---- Supplied entries

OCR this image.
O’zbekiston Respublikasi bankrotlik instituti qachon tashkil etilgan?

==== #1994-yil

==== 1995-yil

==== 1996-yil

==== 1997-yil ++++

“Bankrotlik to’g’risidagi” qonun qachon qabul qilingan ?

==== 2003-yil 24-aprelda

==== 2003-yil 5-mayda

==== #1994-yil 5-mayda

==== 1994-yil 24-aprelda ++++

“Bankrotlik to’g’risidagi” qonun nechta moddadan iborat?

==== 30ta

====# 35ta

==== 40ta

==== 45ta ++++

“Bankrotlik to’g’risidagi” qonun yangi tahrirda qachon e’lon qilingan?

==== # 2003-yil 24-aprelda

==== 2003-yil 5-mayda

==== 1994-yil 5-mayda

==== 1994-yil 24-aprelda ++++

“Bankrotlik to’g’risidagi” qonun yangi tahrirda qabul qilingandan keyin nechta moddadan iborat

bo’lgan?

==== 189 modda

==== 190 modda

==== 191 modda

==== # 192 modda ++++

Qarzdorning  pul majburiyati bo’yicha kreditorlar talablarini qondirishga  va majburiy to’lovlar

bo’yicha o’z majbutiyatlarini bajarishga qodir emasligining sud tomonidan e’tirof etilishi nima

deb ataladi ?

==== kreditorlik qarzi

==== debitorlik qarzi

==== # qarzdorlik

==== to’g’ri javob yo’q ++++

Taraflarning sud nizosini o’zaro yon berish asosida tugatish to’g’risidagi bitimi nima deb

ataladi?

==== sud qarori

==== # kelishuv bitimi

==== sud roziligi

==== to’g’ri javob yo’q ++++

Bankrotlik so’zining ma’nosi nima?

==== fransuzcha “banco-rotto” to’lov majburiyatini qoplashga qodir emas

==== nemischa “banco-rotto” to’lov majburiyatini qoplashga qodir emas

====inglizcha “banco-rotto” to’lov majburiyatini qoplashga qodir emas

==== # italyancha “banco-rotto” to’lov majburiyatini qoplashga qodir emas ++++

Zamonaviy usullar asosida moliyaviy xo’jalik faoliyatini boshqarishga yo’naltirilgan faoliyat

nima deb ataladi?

--------

• Aim of the task
Every line holding "majburiyatini" should be copied out.

• Task result
==== fransuzcha “banco-rotto” to’lov majburiyatini qoplashga qodir emas
==== nemischa “banco-rotto” to’lov majburiyatini qoplashga qodir emas
====inglizcha “banco-rotto” to’lov majburiyatini qoplashga qodir emas
==== # italyancha “banco-rotto” to’lov majburiyatini qoplashga qodir emas ++++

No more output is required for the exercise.